TEXTO DE REFERÊNCIA:
—————

A Procuradoria Geral Eleitoral (PGE) enviou ao Tribunal Superior Eleitoral (TSE) parecer opinando pela cassação do deputado estadual de Goiás, Jardel Sebba (PSB) por captação ilícita de votos. O parecer foi emitido nos autos do Recurso Contra Expedição de Diploma (RCEd 726) proposto pelo Ministério Público Eleitoral (MPE) contra o parlamentar.
De acordo com denúncia apresentada pelo MPE, Jardel teria, por meio dos seus cabos eleitorais, distribuído dinheiro em seu comitê eleitoral para beneficiar eleitores com o abastecimento de veículos e participação em carreata, com o objetivo de obter votos.

—————

REQUISITOS DO PROBLEMA: Reescreva o trecho do texto sobre o parecer da PGE de "A Procuradoria Geral" a "contra o parlamentar.", trocando "captação ilícita de votos" por "compra de votos".

DADOS FORNECIDOS:
—————

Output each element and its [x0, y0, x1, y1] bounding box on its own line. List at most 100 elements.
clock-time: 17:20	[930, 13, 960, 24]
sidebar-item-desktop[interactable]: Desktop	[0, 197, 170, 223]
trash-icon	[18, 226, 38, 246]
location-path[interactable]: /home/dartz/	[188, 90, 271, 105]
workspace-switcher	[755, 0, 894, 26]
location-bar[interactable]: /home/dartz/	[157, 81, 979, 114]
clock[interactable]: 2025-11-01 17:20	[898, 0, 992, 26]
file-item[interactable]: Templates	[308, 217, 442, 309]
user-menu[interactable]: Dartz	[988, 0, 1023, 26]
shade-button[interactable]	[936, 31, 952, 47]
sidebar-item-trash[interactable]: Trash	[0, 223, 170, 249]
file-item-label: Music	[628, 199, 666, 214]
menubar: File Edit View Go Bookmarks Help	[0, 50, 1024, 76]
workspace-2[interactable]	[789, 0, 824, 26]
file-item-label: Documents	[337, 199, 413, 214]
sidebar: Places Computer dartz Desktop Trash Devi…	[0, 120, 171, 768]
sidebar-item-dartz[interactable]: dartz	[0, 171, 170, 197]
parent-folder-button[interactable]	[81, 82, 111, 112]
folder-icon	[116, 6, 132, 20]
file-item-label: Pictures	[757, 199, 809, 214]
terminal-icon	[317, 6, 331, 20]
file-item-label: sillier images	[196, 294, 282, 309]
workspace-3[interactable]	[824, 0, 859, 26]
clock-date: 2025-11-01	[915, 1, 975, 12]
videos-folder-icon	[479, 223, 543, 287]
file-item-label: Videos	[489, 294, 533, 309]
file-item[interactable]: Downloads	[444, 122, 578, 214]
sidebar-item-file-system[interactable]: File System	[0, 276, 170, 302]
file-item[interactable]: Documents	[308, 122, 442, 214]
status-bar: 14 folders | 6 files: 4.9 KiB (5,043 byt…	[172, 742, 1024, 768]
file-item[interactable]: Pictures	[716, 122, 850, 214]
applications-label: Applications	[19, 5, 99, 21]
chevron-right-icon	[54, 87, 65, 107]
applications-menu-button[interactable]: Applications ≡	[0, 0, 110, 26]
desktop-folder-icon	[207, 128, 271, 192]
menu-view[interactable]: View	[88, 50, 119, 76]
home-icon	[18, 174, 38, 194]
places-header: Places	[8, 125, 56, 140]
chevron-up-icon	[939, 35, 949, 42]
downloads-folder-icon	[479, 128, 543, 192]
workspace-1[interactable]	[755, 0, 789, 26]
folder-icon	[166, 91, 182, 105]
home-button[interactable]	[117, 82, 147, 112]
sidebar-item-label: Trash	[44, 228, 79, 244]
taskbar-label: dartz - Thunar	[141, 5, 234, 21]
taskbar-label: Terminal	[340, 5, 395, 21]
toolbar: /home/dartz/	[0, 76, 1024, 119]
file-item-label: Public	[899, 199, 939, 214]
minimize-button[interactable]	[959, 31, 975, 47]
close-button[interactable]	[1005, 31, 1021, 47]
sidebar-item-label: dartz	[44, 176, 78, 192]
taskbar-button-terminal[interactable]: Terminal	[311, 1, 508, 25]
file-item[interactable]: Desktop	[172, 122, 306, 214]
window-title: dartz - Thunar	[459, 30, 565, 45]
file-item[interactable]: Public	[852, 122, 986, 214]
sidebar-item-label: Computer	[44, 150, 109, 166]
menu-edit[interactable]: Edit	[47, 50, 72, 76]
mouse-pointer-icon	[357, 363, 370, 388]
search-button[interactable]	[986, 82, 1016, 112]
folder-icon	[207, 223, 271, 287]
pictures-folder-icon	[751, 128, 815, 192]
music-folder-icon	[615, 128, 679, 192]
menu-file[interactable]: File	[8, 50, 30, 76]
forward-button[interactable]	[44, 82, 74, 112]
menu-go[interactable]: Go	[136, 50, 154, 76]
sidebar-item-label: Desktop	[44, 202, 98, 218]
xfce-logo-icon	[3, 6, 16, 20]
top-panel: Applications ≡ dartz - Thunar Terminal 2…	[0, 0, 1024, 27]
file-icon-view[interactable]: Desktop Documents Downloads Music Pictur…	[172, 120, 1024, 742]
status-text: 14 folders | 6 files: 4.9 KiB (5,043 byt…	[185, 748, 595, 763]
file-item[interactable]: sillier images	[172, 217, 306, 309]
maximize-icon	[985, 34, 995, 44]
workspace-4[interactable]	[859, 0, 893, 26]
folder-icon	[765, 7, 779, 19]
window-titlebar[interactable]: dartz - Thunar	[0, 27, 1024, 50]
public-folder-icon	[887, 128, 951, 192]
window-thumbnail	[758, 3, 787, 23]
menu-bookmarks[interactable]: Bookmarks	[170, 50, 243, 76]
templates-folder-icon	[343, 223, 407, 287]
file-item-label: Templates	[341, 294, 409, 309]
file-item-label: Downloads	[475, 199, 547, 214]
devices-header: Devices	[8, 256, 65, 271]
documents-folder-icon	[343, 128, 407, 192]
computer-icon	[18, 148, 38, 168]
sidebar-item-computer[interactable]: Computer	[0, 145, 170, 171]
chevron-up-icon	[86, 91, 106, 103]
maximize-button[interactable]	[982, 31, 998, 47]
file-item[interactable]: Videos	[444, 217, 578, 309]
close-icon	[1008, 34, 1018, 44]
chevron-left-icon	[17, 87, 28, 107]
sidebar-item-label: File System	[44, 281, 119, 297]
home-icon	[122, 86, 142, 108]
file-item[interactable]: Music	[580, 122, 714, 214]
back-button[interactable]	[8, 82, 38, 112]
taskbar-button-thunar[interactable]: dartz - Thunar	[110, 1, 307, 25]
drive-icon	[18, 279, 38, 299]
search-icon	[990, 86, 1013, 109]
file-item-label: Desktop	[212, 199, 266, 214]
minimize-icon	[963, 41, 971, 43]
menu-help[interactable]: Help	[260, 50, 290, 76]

—————

RESOLUÇÃO:
A Procuradoria Geral Eleitoral (PGE) enviou ao Tribunal Superior Eleitoral (TSE) parecer opinando pela cassação do deputado estadual de Goiás, Jardel Sebba (PSB) por compra de votos. O parecer foi emitido nos autos do Recurso Contra Expedição de Diploma (RCEd 726) proposto pelo Ministério Público Eleitoral (MPE) contra o parlamentar.